**PROBLEM TO SOLVE:**
Retype every entry word for word.

Dataset excerpt:
┌──
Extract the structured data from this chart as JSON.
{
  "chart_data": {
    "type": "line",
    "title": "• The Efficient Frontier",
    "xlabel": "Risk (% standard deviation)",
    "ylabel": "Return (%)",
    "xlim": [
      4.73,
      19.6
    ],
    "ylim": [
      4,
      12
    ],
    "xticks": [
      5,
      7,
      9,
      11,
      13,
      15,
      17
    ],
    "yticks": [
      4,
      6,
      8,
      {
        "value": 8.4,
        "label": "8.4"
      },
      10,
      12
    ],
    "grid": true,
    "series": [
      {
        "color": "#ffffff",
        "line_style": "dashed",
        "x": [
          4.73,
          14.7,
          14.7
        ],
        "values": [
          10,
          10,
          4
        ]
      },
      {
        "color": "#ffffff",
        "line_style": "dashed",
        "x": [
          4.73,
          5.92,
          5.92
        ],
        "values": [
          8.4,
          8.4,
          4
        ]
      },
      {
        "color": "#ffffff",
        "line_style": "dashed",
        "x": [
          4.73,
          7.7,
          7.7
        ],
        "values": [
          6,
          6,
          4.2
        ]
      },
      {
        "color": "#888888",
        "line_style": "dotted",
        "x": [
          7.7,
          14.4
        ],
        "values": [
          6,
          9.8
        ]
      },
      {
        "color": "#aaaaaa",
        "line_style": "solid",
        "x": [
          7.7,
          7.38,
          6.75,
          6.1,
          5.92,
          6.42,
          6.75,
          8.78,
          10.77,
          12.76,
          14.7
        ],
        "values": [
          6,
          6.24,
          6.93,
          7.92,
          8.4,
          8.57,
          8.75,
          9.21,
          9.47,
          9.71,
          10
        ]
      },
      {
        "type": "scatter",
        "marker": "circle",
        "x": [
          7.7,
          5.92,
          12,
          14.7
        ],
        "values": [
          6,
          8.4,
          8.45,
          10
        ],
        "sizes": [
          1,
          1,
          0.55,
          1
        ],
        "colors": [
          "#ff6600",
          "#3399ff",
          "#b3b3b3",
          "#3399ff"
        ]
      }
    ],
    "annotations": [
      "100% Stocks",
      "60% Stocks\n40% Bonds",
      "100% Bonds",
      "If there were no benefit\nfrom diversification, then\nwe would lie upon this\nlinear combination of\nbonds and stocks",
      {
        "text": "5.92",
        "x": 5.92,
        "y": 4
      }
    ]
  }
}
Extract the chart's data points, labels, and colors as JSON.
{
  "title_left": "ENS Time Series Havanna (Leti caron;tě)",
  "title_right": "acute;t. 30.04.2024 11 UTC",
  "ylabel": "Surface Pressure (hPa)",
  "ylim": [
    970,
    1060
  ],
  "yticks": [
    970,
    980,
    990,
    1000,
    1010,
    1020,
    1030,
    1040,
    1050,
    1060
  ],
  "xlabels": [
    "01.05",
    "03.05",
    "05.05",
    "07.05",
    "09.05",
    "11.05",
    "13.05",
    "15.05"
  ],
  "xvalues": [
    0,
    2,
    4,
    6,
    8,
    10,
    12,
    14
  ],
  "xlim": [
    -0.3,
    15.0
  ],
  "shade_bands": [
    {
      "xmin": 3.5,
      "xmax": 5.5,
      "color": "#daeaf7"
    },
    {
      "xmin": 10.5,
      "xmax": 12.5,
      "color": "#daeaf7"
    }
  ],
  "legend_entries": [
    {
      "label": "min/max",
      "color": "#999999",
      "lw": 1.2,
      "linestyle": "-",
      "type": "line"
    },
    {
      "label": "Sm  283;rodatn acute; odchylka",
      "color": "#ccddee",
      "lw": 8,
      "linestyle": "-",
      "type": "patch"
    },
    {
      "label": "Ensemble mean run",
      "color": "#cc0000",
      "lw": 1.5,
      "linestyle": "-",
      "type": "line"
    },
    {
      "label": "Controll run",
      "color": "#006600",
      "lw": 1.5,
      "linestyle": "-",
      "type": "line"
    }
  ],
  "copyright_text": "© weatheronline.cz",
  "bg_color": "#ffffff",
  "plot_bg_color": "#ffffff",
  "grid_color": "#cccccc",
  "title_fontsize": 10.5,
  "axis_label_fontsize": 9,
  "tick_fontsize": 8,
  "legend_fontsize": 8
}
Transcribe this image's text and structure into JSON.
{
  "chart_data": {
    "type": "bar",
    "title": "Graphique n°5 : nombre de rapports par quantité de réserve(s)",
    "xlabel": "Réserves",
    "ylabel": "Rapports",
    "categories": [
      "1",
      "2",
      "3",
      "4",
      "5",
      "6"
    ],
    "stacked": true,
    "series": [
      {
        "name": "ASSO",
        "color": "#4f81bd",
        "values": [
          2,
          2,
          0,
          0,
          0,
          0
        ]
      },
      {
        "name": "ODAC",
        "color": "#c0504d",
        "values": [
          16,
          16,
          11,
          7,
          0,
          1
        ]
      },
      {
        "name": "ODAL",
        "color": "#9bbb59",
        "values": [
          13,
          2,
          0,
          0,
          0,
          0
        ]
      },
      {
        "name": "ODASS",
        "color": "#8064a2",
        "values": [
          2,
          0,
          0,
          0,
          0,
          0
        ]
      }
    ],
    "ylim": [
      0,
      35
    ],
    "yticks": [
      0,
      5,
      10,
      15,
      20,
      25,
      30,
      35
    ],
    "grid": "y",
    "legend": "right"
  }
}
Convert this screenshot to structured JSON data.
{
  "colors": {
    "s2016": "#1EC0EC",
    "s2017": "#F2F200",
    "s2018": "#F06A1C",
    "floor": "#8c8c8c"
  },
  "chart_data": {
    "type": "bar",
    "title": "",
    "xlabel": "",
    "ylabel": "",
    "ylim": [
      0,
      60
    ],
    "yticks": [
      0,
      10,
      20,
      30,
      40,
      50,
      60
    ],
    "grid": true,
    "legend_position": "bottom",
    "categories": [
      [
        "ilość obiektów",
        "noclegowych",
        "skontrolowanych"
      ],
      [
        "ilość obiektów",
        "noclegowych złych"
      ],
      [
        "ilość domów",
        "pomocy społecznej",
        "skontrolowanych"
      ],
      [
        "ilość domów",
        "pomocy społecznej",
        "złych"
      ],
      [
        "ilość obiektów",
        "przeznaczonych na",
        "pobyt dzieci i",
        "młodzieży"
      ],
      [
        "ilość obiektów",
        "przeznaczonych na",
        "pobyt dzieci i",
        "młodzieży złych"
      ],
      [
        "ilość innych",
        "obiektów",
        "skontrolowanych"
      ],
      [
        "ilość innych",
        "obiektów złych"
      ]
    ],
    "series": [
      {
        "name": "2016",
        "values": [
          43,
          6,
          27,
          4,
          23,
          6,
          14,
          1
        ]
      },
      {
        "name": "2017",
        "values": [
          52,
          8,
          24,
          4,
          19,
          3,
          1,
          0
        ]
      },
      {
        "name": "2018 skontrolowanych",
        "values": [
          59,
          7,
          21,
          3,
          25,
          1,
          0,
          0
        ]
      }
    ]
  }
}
└──
**CORRECT OUTPUT:**
Extract the structured data from this chart as JSON.
{
  "chart_data": {
    "type": "line",
    "title": "• The Efficient Frontier",
    "xlabel": "Risk (% standard deviation)",
    "ylabel": "Return (%)",
    "xlim": [
      4.73,
      19.6
    ],
    "ylim": [
      4,
      12
    ],
    "xticks": [
      5,
      7,
      9,
      11,
      13,
      15,
      17
    ],
    "yticks": [
      4,
      6,
      8,
      {
        "value": 8.4,
        "label": "8.4"
      },
      10,
      12
    ],
    "grid": true,
    "series": [
      {
        "color": "#ffffff",
        "line_style": "dashed",
        "x": [
          4.73,
          14.7,
          14.7
        ],
        "values": [
          10,
          10,
          4
        ]
      },
      {
        "color": "#ffffff",
        "line_style": "dashed",
        "x": [
          4.73,
          5.92,
          5.92
        ],
        "values": [
          8.4,
          8.4,
          4
        ]
      },
      {
        "color": "#ffffff",
        "line_style": "dashed",
        "x": [
          4.73,
          7.7,
          7.7
        ],
        "values": [
          6,
          6,
          4.2
        ]
      },
      {
        "color": "#888888",
        "line_style": "dotted",
        "x": [
          7.7,
          14.4
        ],
        "values": [
          6,
          9.8
        ]
      },
      {
        "color": "#aaaaaa",
        "line_style": "solid",
        "x": [
          7.7,
          7.38,
          6.75,
          6.1,
          5.92,
          6.42,
          6.75,
          8.78,
          10.77,
          12.76,
          14.7
        ],
        "values": [
          6,
          6.24,
          6.93,
          7.92,
          8.4,
          8.57,
          8.75,
          9.21,
          9.47,
          9.71,
          10
        ]
      },
      {
        "type": "scatter",
        "marker": "circle",
        "x": [
          7.7,
          5.92,
          12,
          14.7
        ],
        "values": [
          6,
          8.4,
          8.45,
          10
        ],
        "sizes": [
          1,
          1,
          0.55,
          1
        ],
        "colors": [
          "#ff6600",
          "#3399ff",
          "#b3b3b3",
          "#3399ff"
        ]
      }
    ],
    "annotations": [
      "100% Stocks",
      "60% Stocks\n40% Bonds",
      "100% Bonds",
      "If there were no benefit\nfrom diversification, then\nwe would lie upon this\nlinear combination of\nbonds and stocks",
      {
        "text": "5.92",
        "x": 5.92,
        "y": 4
      }
    ]
  }
}
Extract the chart's data points, labels, and colors as JSON.
{
  "title_left": "ENS Time Series Havanna (Leti caron;tě)",
  "title_right": "acute;t. 30.04.2024 11 UTC",
  "ylabel": "Surface Pressure (hPa)",
  "ylim": [
    970,
    1060
  ],
  "yticks": [
    970,
    980,
    990,
    1000,
    1010,
    1020,
    1030,
    1040,
    1050,
    1060
  ],
  "xlabels": [
    "01.05",
    "03.05",
    "05.05",
    "07.05",
    "09.05",
    "11.05",
    "13.05",
    "15.05"
  ],
  "xvalues": [
    0,
    2,
    4,
    6,
    8,
    10,
    12,
    14
  ],
  "xlim": [
    -0.3,
    15.0
  ],
  "shade_bands": [
    {
      "xmin": 3.5,
      "xmax": 5.5,
      "color": "#daeaf7"
    },
    {
      "xmin": 10.5,
      "xmax": 12.5,
      "color": "#daeaf7"
    }
  ],
  "legend_entries": [
    {
      "label": "min/max",
      "color": "#999999",
      "lw": 1.2,
      "linestyle": "-",
      "type": "line"
    },
    {
      "label": "Sm  283;rodatn acute; odchylka",
      "color": "#ccddee",
      "lw": 8,
      "linestyle": "-",
      "type": "patch"
    },
    {
      "label": "Ensemble mean run",
      "color": "#cc0000",
      "lw": 1.5,
      "linestyle": "-",
      "type": "line"
    },
    {
      "label": "Controll run",
      "color": "#006600",
      "lw": 1.5,
      "linestyle": "-",
      "type": "line"
    }
  ],
  "copyright_text": "© weatheronline.cz",
  "bg_color": "#ffffff",
  "plot_bg_color": "#ffffff",
  "grid_color": "#cccccc",
  "title_fontsize": 10.5,
  "axis_label_fontsize": 9,
  "tick_fontsize": 8,
  "legend_fontsize": 8
}
Transcribe this image's text and structure into JSON.
{
  "chart_data": {
    "type": "bar",
    "title": "Graphique n°5 : nombre de rapports par quantité de réserve(s)",
    "xlabel": "Réserves",
    "ylabel": "Rapports",
    "categories": [
      "1",
      "2",
      "3",
      "4",
      "5",
      "6"
    ],
    "stacked": true,
    "series": [
      {
        "name": "ASSO",
        "color": "#4f81bd",
        "values": [
          2,
          2,
          0,
          0,
          0,
          0
        ]
      },
      {
        "name": "ODAC",
        "color": "#c0504d",
        "values": [
          16,
          16,
          11,
          7,
          0,
          1
        ]
      },
      {
        "name": "ODAL",
        "color": "#9bbb59",
        "values": [
          13,
          2,
          0,
          0,
          0,
          0
        ]
      },
      {
        "name": "ODASS",
        "color": "#8064a2",
        "values": [
          2,
          0,
          0,
          0,
          0,
          0
        ]
      }
    ],
    "ylim": [
      0,
      35
    ],
    "yticks": [
      0,
      5,
      10,
      15,
      20,
      25,
      30,
      35
    ],
    "grid": "y",
    "legend": "right"
  }
}
Convert this screenshot to structured JSON data.
{
  "colors": {
    "s2016": "#1EC0EC",
    "s2017": "#F2F200",
    "s2018": "#F06A1C",
    "floor": "#8c8c8c"
  },
  "chart_data": {
    "type": "bar",
    "title": "",
    "xlabel": "",
    "ylabel": "",
    "ylim": [
      0,
      60
    ],
    "yticks": [
      0,
      10,
      20,
      30,
      40,
      50,
      60
    ],
    "grid": true,
    "legend_position": "bottom",
    "categories": [
      [
        "ilość obiektów",
        "noclegowych",
        "skontrolowanych"
      ],
      [
        "ilość obiektów",
        "noclegowych złych"
      ],
      [
        "ilość domów",
        "pomocy społecznej",
        "skontrolowanych"
      ],
      [
        "ilość domów",
        "pomocy społecznej",
        "złych"
      ],
      [
        "ilość obiektów",
        "przeznaczonych na",
        "pobyt dzieci i",
        "młodzieży"
      ],
      [
        "ilość obiektów",
        "przeznaczonych na",
        "pobyt dzieci i",
        "młodzieży złych"
      ],
      [
        "ilość innych",
        "obiektów",
        "skontrolowanych"
      ],
      [
        "ilość innych",
        "obiektów złych"
      ]
    ],
    "series": [
      {
        "name": "2016",
        "values": [
          43,
          6,
          27,
          4,
          23,
          6,
          14,
          1
        ]
      },
      {
        "name": "2017",
        "values": [
          52,
          8,
          24,
          4,
          19,
          3,
          1,
          0
        ]
      },
      {
        "name": "2018 skontrolowanych",
        "values": [
          59,
          7,
          21,
          3,
          25,
          1,
          0,
          0
        ]
      }
    ]
  }
}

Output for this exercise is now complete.